Problem statement: Can you extract every one of the lines below, word for word, and leave out the pictures?

Spatial annotation entries
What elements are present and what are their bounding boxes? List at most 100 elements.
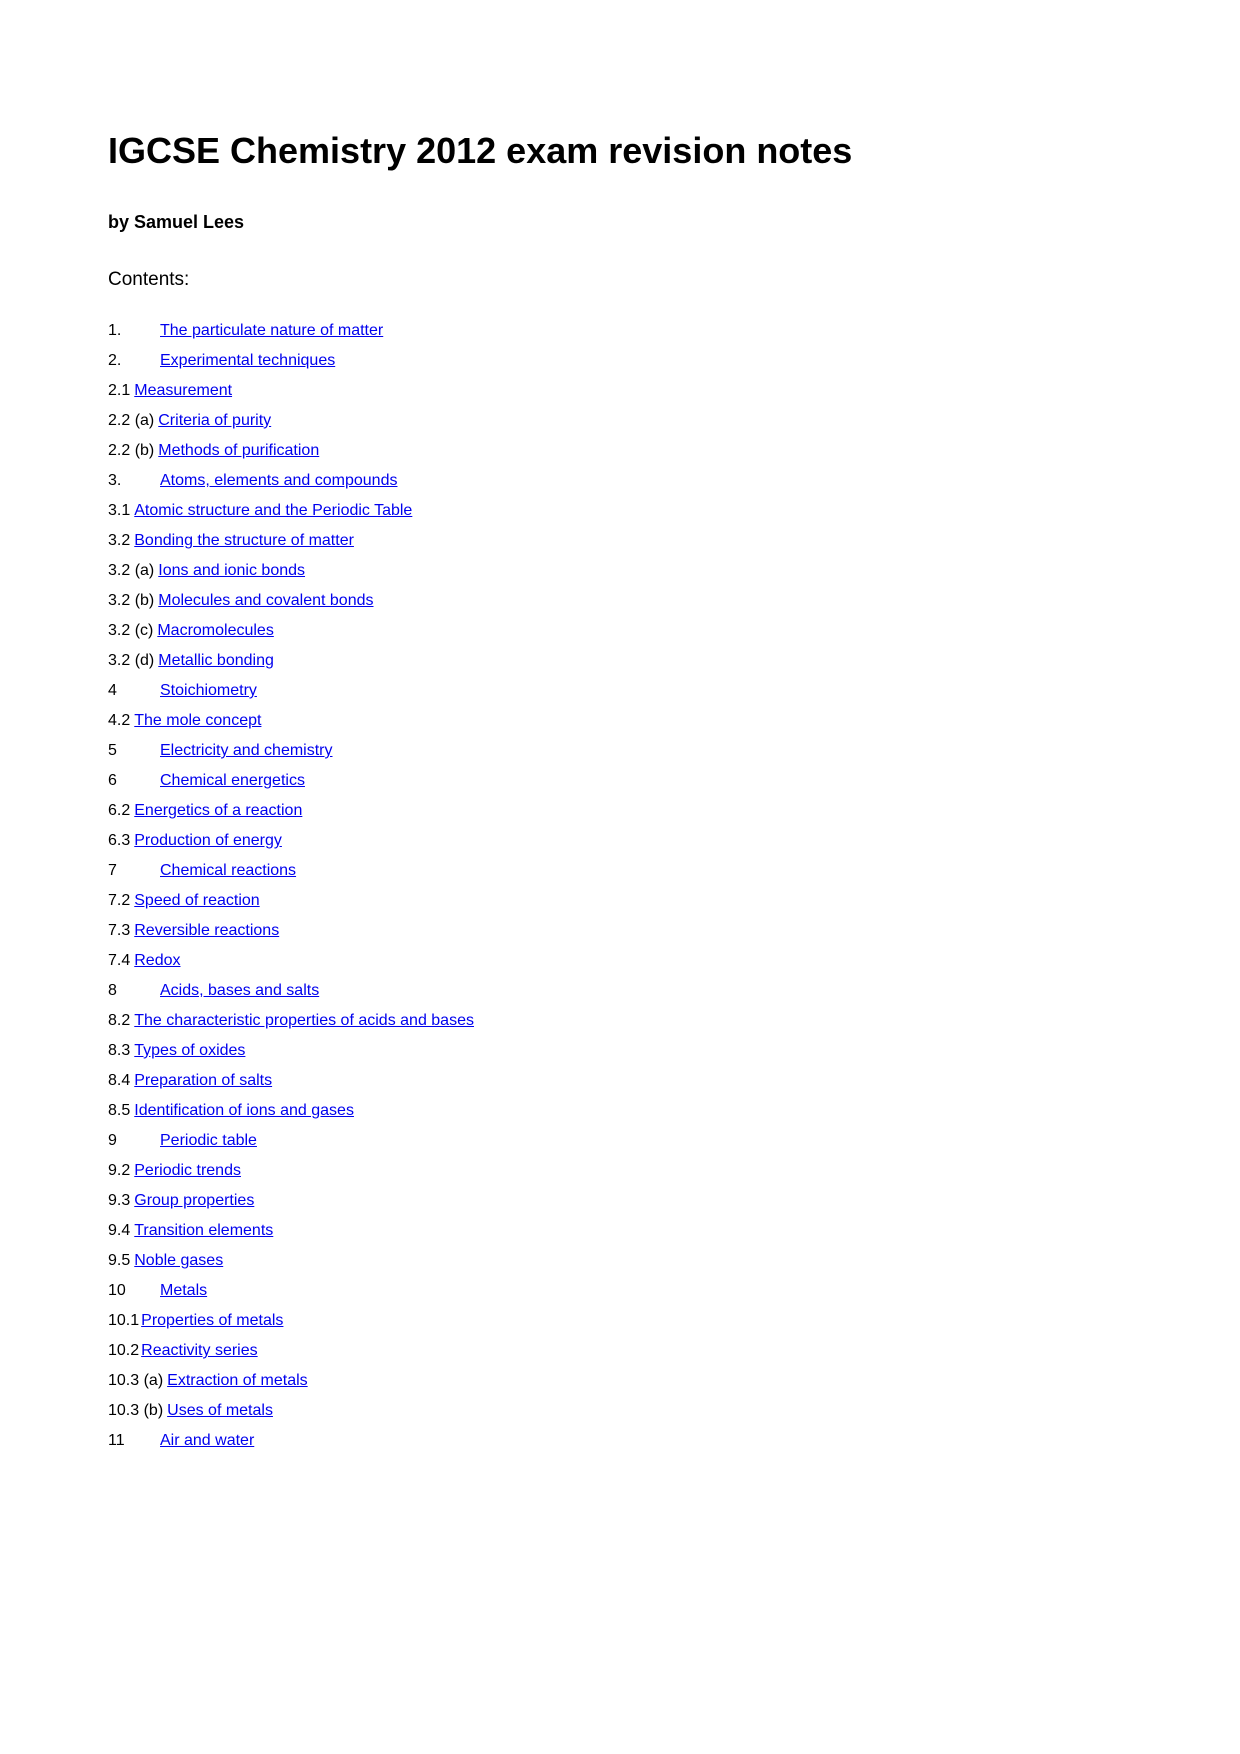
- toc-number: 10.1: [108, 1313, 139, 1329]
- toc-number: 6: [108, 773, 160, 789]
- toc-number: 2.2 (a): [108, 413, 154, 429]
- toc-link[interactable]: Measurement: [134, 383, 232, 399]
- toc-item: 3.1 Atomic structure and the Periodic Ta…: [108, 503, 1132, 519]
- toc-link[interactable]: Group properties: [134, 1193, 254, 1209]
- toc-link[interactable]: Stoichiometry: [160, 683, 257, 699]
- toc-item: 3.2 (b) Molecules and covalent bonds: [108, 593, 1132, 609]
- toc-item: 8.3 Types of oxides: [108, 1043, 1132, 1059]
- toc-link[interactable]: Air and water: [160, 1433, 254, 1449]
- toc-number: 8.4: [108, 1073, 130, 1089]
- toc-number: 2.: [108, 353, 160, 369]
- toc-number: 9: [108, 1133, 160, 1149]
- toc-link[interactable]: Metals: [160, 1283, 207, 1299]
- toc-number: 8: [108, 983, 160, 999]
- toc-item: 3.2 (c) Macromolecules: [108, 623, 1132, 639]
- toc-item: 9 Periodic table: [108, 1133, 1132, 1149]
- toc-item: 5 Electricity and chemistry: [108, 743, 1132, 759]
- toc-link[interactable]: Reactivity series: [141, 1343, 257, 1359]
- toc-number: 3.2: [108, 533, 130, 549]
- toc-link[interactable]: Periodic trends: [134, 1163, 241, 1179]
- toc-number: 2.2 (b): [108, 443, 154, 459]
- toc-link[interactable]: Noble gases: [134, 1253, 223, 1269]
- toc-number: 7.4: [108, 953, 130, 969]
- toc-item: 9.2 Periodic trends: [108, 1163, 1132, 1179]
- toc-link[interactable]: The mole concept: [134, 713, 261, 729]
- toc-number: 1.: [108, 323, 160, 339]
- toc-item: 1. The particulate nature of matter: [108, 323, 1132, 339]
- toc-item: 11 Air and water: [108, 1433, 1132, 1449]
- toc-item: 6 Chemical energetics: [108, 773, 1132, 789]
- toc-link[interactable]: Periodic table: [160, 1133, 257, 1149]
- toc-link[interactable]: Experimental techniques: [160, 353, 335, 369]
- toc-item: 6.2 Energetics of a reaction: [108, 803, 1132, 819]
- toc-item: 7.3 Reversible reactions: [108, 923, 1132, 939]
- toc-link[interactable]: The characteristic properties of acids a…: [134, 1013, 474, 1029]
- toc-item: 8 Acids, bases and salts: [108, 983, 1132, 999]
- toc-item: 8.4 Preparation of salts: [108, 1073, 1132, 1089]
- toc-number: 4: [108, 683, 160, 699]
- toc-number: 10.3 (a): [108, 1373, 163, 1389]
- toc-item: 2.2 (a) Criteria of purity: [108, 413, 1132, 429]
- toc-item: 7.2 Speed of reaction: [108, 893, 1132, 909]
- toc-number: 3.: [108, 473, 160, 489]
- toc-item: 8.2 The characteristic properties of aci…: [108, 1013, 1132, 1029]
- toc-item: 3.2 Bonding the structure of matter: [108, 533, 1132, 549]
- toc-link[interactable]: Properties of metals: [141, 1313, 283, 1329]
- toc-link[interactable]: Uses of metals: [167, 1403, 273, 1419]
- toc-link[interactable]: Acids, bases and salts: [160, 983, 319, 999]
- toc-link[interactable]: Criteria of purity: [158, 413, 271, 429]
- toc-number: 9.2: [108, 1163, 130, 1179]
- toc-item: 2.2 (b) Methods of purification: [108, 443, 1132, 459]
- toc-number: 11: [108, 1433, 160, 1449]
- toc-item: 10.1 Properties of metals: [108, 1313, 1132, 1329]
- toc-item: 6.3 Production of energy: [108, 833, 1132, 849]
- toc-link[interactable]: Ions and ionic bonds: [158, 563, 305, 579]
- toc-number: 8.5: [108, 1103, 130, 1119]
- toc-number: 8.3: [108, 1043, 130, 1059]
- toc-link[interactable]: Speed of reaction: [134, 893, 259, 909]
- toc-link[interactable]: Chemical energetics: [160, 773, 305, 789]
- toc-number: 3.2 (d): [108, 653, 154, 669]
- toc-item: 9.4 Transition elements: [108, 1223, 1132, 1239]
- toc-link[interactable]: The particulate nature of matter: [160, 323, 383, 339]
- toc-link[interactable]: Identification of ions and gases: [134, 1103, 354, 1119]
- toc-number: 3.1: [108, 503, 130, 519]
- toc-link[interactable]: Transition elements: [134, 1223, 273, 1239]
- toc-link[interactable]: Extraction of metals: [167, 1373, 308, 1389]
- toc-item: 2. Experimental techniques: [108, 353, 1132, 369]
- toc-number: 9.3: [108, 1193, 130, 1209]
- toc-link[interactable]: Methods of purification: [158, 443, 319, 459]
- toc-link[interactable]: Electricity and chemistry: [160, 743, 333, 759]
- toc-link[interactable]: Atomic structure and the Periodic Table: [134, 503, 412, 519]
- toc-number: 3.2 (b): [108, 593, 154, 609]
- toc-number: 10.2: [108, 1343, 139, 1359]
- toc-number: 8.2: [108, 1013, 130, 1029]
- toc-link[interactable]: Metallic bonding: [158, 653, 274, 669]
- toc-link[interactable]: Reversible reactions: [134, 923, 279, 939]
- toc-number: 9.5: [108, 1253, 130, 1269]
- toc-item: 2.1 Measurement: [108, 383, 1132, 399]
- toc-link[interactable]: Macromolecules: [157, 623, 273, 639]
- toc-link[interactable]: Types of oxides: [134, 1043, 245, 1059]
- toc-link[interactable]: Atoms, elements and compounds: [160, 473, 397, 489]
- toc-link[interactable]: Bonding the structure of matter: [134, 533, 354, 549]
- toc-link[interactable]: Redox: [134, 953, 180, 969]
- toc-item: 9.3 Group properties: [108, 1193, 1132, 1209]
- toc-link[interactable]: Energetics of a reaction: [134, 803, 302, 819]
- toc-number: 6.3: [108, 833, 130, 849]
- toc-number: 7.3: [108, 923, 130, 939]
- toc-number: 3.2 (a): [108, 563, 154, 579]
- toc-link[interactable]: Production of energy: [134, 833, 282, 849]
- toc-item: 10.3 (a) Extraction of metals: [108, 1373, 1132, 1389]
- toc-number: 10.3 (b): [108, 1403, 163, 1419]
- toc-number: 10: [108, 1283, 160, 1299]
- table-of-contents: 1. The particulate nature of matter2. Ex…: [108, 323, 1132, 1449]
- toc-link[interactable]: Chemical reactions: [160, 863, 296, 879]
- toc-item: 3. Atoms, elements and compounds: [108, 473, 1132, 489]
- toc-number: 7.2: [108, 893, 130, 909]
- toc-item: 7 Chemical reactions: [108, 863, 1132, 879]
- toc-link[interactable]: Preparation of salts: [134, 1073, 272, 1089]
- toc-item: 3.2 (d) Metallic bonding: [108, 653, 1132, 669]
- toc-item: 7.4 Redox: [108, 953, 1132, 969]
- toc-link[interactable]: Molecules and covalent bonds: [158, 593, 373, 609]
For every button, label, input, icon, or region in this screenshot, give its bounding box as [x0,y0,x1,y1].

Answer to this task:
What elements are present and what are their bounding boxes? List at most 100 elements.
- toc-number: 10.1: [108, 1313, 139, 1329]
- toc-number: 6: [108, 773, 160, 789]
- toc-number: 2.2 (a): [108, 413, 154, 429]
- toc-link[interactable]: Measurement: [134, 383, 232, 399]
- toc-item: 3.1 Atomic structure and the Periodic Ta…: [108, 503, 1132, 519]
- toc-link[interactable]: Group properties: [134, 1193, 254, 1209]
- toc-link[interactable]: Stoichiometry: [160, 683, 257, 699]
- toc-item: 3.2 (b) Molecules and covalent bonds: [108, 593, 1132, 609]
- toc-item: 8.3 Types of oxides: [108, 1043, 1132, 1059]
- toc-link[interactable]: Air and water: [160, 1433, 254, 1449]
- toc-number: 8.4: [108, 1073, 130, 1089]
- toc-number: 2.: [108, 353, 160, 369]
- toc-number: 9: [108, 1133, 160, 1149]
- toc-link[interactable]: Metals: [160, 1283, 207, 1299]
- toc-number: 8: [108, 983, 160, 999]
- toc-item: 3.2 (c) Macromolecules: [108, 623, 1132, 639]
- toc-item: 9 Periodic table: [108, 1133, 1132, 1149]
- toc-item: 5 Electricity and chemistry: [108, 743, 1132, 759]
- toc-link[interactable]: Reactivity series: [141, 1343, 257, 1359]
- toc-number: 3.2: [108, 533, 130, 549]
- toc-link[interactable]: Periodic trends: [134, 1163, 241, 1179]
- toc-number: 2.2 (b): [108, 443, 154, 459]
- toc-link[interactable]: Noble gases: [134, 1253, 223, 1269]
- toc-number: 7.4: [108, 953, 130, 969]
- toc-item: 9.2 Periodic trends: [108, 1163, 1132, 1179]
- toc-link[interactable]: The mole concept: [134, 713, 261, 729]
- toc-number: 1.: [108, 323, 160, 339]
- toc-item: 1. The particulate nature of matter: [108, 323, 1132, 339]
- toc-item: 11 Air and water: [108, 1433, 1132, 1449]
- toc-item: 6 Chemical energetics: [108, 773, 1132, 789]
- toc-link[interactable]: Periodic table: [160, 1133, 257, 1149]
- toc-link[interactable]: Experimental techniques: [160, 353, 335, 369]
- toc-item: 6.2 Energetics of a reaction: [108, 803, 1132, 819]
- toc-item: 7.3 Reversible reactions: [108, 923, 1132, 939]
- toc-link[interactable]: The characteristic properties of acids a…: [134, 1013, 474, 1029]
- toc-item: 8 Acids, bases and salts: [108, 983, 1132, 999]
- toc-item: 8.4 Preparation of salts: [108, 1073, 1132, 1089]
- toc-number: 4: [108, 683, 160, 699]
- toc-number: 10.3 (a): [108, 1373, 163, 1389]
- toc-item: 2.2 (a) Criteria of purity: [108, 413, 1132, 429]
- toc-item: 7.2 Speed of reaction: [108, 893, 1132, 909]
- toc-number: 3.: [108, 473, 160, 489]
- toc-item: 8.2 The characteristic properties of aci…: [108, 1013, 1132, 1029]
- toc-item: 3.2 Bonding the structure of matter: [108, 533, 1132, 549]
- toc-link[interactable]: Properties of metals: [141, 1313, 283, 1329]
- toc-link[interactable]: Uses of metals: [167, 1403, 273, 1419]
- toc-link[interactable]: Acids, bases and salts: [160, 983, 319, 999]
- toc-link[interactable]: Criteria of purity: [158, 413, 271, 429]
- toc-number: 9.2: [108, 1163, 130, 1179]
- toc-item: 2.2 (b) Methods of purification: [108, 443, 1132, 459]
- toc-number: 11: [108, 1433, 160, 1449]
- toc-item: 10.1 Properties of metals: [108, 1313, 1132, 1329]
- toc-item: 6.3 Production of energy: [108, 833, 1132, 849]
- toc-link[interactable]: Ions and ionic bonds: [158, 563, 305, 579]
- toc-number: 8.5: [108, 1103, 130, 1119]
- toc-number: 8.3: [108, 1043, 130, 1059]
- toc-link[interactable]: Speed of reaction: [134, 893, 259, 909]
- toc-link[interactable]: Chemical energetics: [160, 773, 305, 789]
- toc-number: 3.2 (d): [108, 653, 154, 669]
- toc-item: 9.4 Transition elements: [108, 1223, 1132, 1239]
- toc-link[interactable]: The particulate nature of matter: [160, 323, 383, 339]
- toc-link[interactable]: Identification of ions and gases: [134, 1103, 354, 1119]
- toc-number: 3.1: [108, 503, 130, 519]
- toc-link[interactable]: Transition elements: [134, 1223, 273, 1239]
- toc-link[interactable]: Extraction of metals: [167, 1373, 308, 1389]
- toc-item: 2. Experimental techniques: [108, 353, 1132, 369]
- toc-number: 9.3: [108, 1193, 130, 1209]
- toc-link[interactable]: Methods of purification: [158, 443, 319, 459]
- toc-link[interactable]: Electricity and chemistry: [160, 743, 333, 759]
- toc-link[interactable]: Atomic structure and the Periodic Table: [134, 503, 412, 519]
- toc-number: 3.2 (b): [108, 593, 154, 609]
- toc-number: 10.2: [108, 1343, 139, 1359]
- toc-number: 8.2: [108, 1013, 130, 1029]
- toc-link[interactable]: Metallic bonding: [158, 653, 274, 669]
- toc-link[interactable]: Reversible reactions: [134, 923, 279, 939]
- toc-number: 9.5: [108, 1253, 130, 1269]
- toc-item: 2.1 Measurement: [108, 383, 1132, 399]
- toc-link[interactable]: Macromolecules: [157, 623, 273, 639]
- toc-link[interactable]: Types of oxides: [134, 1043, 245, 1059]
- toc-link[interactable]: Atoms, elements and compounds: [160, 473, 397, 489]
- toc-link[interactable]: Bonding the structure of matter: [134, 533, 354, 549]
- toc-link[interactable]: Redox: [134, 953, 180, 969]
- toc-item: 9.3 Group properties: [108, 1193, 1132, 1209]
- toc-link[interactable]: Energetics of a reaction: [134, 803, 302, 819]
- toc-number: 6.3: [108, 833, 130, 849]
- toc-number: 7.3: [108, 923, 130, 939]
- toc-number: 3.2 (a): [108, 563, 154, 579]
- toc-link[interactable]: Production of energy: [134, 833, 282, 849]
- toc-item: 10.3 (a) Extraction of metals: [108, 1373, 1132, 1389]
- toc-number: 10.3 (b): [108, 1403, 163, 1419]
- toc-number: 10: [108, 1283, 160, 1299]
- table-of-contents: 1. The particulate nature of matter2. Ex…: [108, 323, 1132, 1449]
- toc-link[interactable]: Chemical reactions: [160, 863, 296, 879]
- toc-item: 3. Atoms, elements and compounds: [108, 473, 1132, 489]
- toc-number: 7.2: [108, 893, 130, 909]
- toc-item: 7 Chemical reactions: [108, 863, 1132, 879]
- toc-link[interactable]: Preparation of salts: [134, 1073, 272, 1089]
- toc-item: 3.2 (d) Metallic bonding: [108, 653, 1132, 669]
- toc-item: 7.4 Redox: [108, 953, 1132, 969]
- toc-link[interactable]: Molecules and covalent bonds: [158, 593, 373, 609]
For every button, label, input, icon, or region in this screenshot, give its bounding box as [x0,y0,x1,y1].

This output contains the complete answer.